Retype the whole listing, please, keeping every line exact and dropping the pictures.

____ DATA FOR THE TASK

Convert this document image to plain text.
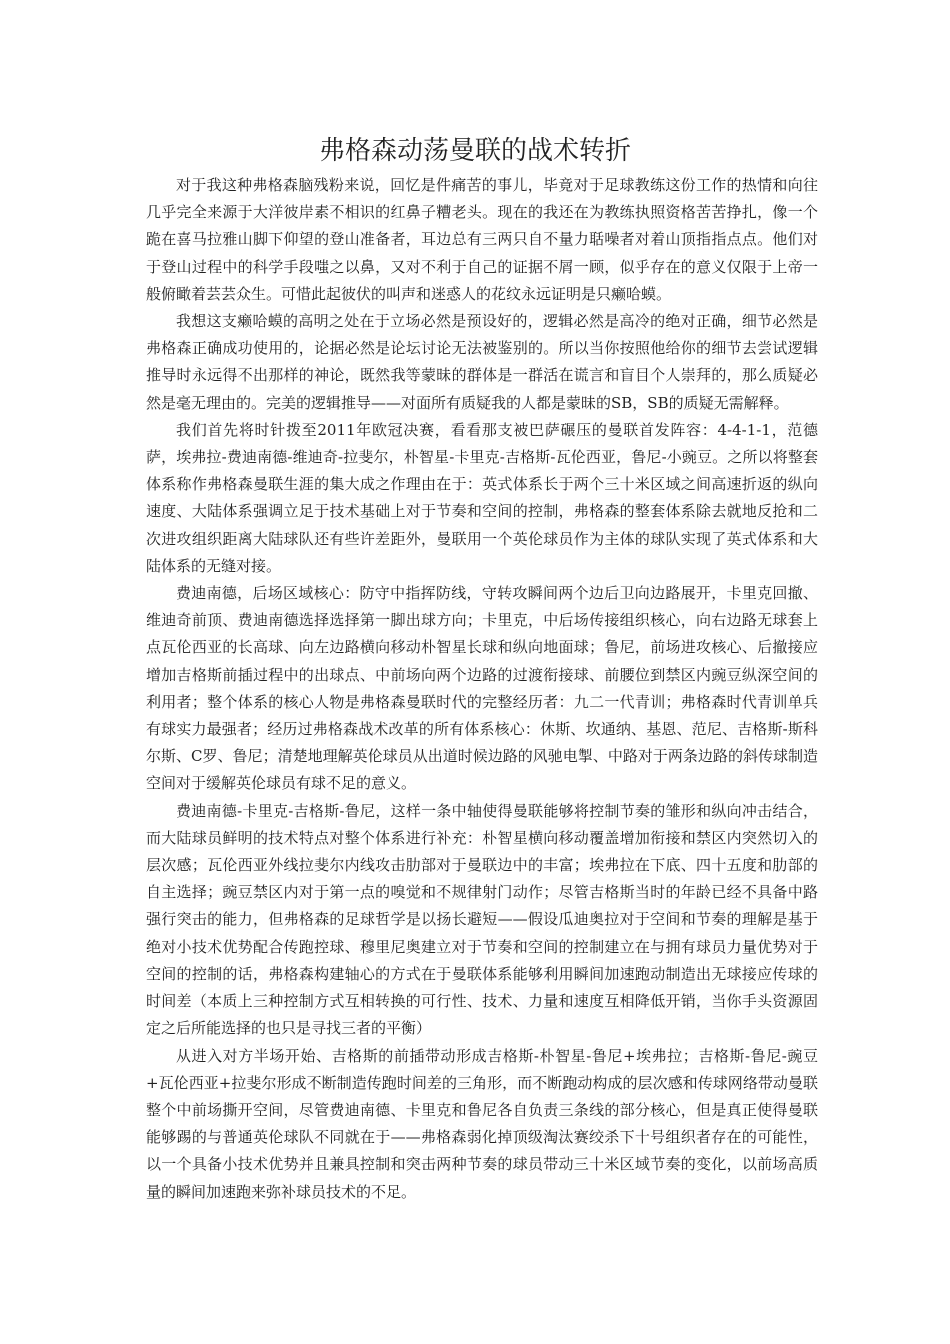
弗格森动荡曼联的战术转折

对于我这种弗格森脑残粉来说，回忆是件痛苦的事儿，毕竟对于足球教练这份工作的热情和向往几乎完全来源于大洋彼岸素不相识的红鼻子糟老头。现在的我还在为教练执照资格苦苦挣扎，像一个跪在喜马拉雅山脚下仰望的登山准备者，耳边总有三两只自不量力聒噪者对着山顶指指点点。他们对于登山过程中的科学手段嗤之以鼻，又对不利于自己的证据不屑一顾，似乎存在的意义仅限于上帝一般俯瞰着芸芸众生。可惜此起彼伏的叫声和迷惑人的花纹永远证明是只癞哈蟆。

我想这支癞哈蟆的高明之处在于立场必然是预设好的，逻辑必然是高冷的绝对正确，细节必然是弗格森正确成功使用的，论据必然是论坛讨论无法被鉴别的。所以当你按照他给你的细节去尝试逻辑推导时永远得不出那样的神论，既然我等蒙昧的群体是一群活在谎言和盲目个人崇拜的，那么质疑必然是毫无理由的。完美的逻辑推导——对面所有质疑我的人都是蒙昧的SB，SB的质疑无需解释。

我们首先将时针拨至2011年欧冠决赛，看看那支被巴萨碾压的曼联首发阵容：4-4-1-1，范德萨，埃弗拉-费迪南德-维迪奇-拉斐尔，朴智星-卡里克-吉格斯-瓦伦西亚，鲁尼-小豌豆。之所以将整套体系称作弗格森曼联生涯的集大成之作理由在于：英式体系长于两个三十米区域之间高速折返的纵向速度、大陆体系强调立足于技术基础上对于节奏和空间的控制，弗格森的整套体系除去就地反抢和二次进攻组织距离大陆球队还有些许差距外，曼联用一个英伦球员作为主体的球队实现了英式体系和大陆体系的无缝对接。

费迪南德，后场区域核心：防守中指挥防线，守转攻瞬间两个边后卫向边路展开，卡里克回撤、维迪奇前顶、费迪南德选择选择第一脚出球方向；卡里克，中后场传接组织核心，向右边路无球套上点瓦伦西亚的长高球、向左边路横向移动朴智星长球和纵向地面球；鲁尼，前场进攻核心、后撤接应增加吉格斯前插过程中的出球点、中前场向两个边路的过渡衔接球、前腰位到禁区内豌豆纵深空间的利用者；整个体系的核心人物是弗格森曼联时代的完整经历者：九二一代青训；弗格森时代青训单兵有球实力最强者；经历过弗格森战术改革的所有体系核心：休斯、坎通纳、基恩、范尼、吉格斯-斯科尔斯、C罗、鲁尼；清楚地理解英伦球员从出道时候边路的风驰电掣、中路对于两条边路的斜传球制造空间对于缓解英伦球员有球不足的意义。

费迪南德-卡里克-吉格斯-鲁尼，这样一条中轴使得曼联能够将控制节奏的雏形和纵向冲击结合，而大陆球员鲜明的技术特点对整个体系进行补充：朴智星横向移动覆盖增加衔接和禁区内突然切入的层次感；瓦伦西亚外线拉斐尔内线攻击肋部对于曼联边中的丰富；埃弗拉在下底、四十五度和肋部的自主选择；豌豆禁区内对于第一点的嗅觉和不规律射门动作；尽管吉格斯当时的年龄已经不具备中路强行突击的能力，但弗格森的足球哲学是以扬长避短——假设瓜迪奥拉对于空间和节奏的理解是基于绝对小技术优势配合传跑控球、穆里尼奥建立对于节奏和空间的控制建立在与拥有球员力量优势对于空间的控制的话，弗格森构建轴心的方式在于曼联体系能够利用瞬间加速跑动制造出无球接应传球的时间差（本质上三种控制方式互相转换的可行性、技术、力量和速度互相降低开销，当你手头资源固定之后所能选择的也只是寻找三者的平衡）

从进入对方半场开始、吉格斯的前插带动形成吉格斯-朴智星-鲁尼+埃弗拉；吉格斯-鲁尼-豌豆+瓦伦西亚+拉斐尔形成不断制造传跑时间差的三角形，而不断跑动构成的层次感和传球网络带动曼联整个中前场撕开空间，尽管费迪南德、卡里克和鲁尼各自负责三条线的部分核心，但是真正使得曼联能够踢的与普通英伦球队不同就在于——弗格森弱化掉顶级淘汰赛绞杀下十号组织者存在的可能性，以一个具备小技术优势并且兼具控制和突击两种节奏的球员带动三十米区域节奏的变化，以前场高质量的瞬间加速跑来弥补球员技术的不足。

________

TASK ANSWER —
Convert this document image to plain text.
弗格森动荡曼联的战术转折

对于我这种弗格森脑残粉来说，回忆是件痛苦的事儿，毕竟对于足球教练这份工作的热情和向往几乎完全来源于大洋彼岸素不相识的红鼻子糟老头。现在的我还在为教练执照资格苦苦挣扎，像一个跪在喜马拉雅山脚下仰望的登山准备者，耳边总有三两只自不量力聒噪者对着山顶指指点点。他们对于登山过程中的科学手段嗤之以鼻，又对不利于自己的证据不屑一顾，似乎存在的意义仅限于上帝一般俯瞰着芸芸众生。可惜此起彼伏的叫声和迷惑人的花纹永远证明是只癞哈蟆。

我想这支癞哈蟆的高明之处在于立场必然是预设好的，逻辑必然是高冷的绝对正确，细节必然是弗格森正确成功使用的，论据必然是论坛讨论无法被鉴别的。所以当你按照他给你的细节去尝试逻辑推导时永远得不出那样的神论，既然我等蒙昧的群体是一群活在谎言和盲目个人崇拜的，那么质疑必然是毫无理由的。完美的逻辑推导——对面所有质疑我的人都是蒙昧的SB，SB的质疑无需解释。

我们首先将时针拨至2011年欧冠决赛，看看那支被巴萨碾压的曼联首发阵容：4-4-1-1，范德萨，埃弗拉-费迪南德-维迪奇-拉斐尔，朴智星-卡里克-吉格斯-瓦伦西亚，鲁尼-小豌豆。之所以将整套体系称作弗格森曼联生涯的集大成之作理由在于：英式体系长于两个三十米区域之间高速折返的纵向速度、大陆体系强调立足于技术基础上对于节奏和空间的控制，弗格森的整套体系除去就地反抢和二次进攻组织距离大陆球队还有些许差距外，曼联用一个英伦球员作为主体的球队实现了英式体系和大陆体系的无缝对接。

费迪南德，后场区域核心：防守中指挥防线，守转攻瞬间两个边后卫向边路展开，卡里克回撤、维迪奇前顶、费迪南德选择选择第一脚出球方向；卡里克，中后场传接组织核心，向右边路无球套上点瓦伦西亚的长高球、向左边路横向移动朴智星长球和纵向地面球；鲁尼，前场进攻核心、后撤接应增加吉格斯前插过程中的出球点、中前场向两个边路的过渡衔接球、前腰位到禁区内豌豆纵深空间的利用者；整个体系的核心人物是弗格森曼联时代的完整经历者：九二一代青训；弗格森时代青训单兵有球实力最强者；经历过弗格森战术改革的所有体系核心：休斯、坎通纳、基恩、范尼、吉格斯-斯科尔斯、C罗、鲁尼；清楚地理解英伦球员从出道时候边路的风驰电掣、中路对于两条边路的斜传球制造空间对于缓解英伦球员有球不足的意义。

费迪南德-卡里克-吉格斯-鲁尼，这样一条中轴使得曼联能够将控制节奏的雏形和纵向冲击结合，而大陆球员鲜明的技术特点对整个体系进行补充：朴智星横向移动覆盖增加衔接和禁区内突然切入的层次感；瓦伦西亚外线拉斐尔内线攻击肋部对于曼联边中的丰富；埃弗拉在下底、四十五度和肋部的自主选择；豌豆禁区内对于第一点的嗅觉和不规律射门动作；尽管吉格斯当时的年龄已经不具备中路强行突击的能力，但弗格森的足球哲学是以扬长避短——假设瓜迪奥拉对于空间和节奏的理解是基于绝对小技术优势配合传跑控球、穆里尼奥建立对于节奏和空间的控制建立在与拥有球员力量优势对于空间的控制的话，弗格森构建轴心的方式在于曼联体系能够利用瞬间加速跑动制造出无球接应传球的时间差（本质上三种控制方式互相转换的可行性、技术、力量和速度互相降低开销，当你手头资源固定之后所能选择的也只是寻找三者的平衡）

从进入对方半场开始、吉格斯的前插带动形成吉格斯-朴智星-鲁尼+埃弗拉；吉格斯-鲁尼-豌豆+瓦伦西亚+拉斐尔形成不断制造传跑时间差的三角形，而不断跑动构成的层次感和传球网络带动曼联整个中前场撕开空间，尽管费迪南德、卡里克和鲁尼各自负责三条线的部分核心，但是真正使得曼联能够踢的与普通英伦球队不同就在于——弗格森弱化掉顶级淘汰赛绞杀下十号组织者存在的可能性，以一个具备小技术优势并且兼具控制和突击两种节奏的球员带动三十米区域节奏的变化，以前场高质量的瞬间加速跑来弥补球员技术的不足。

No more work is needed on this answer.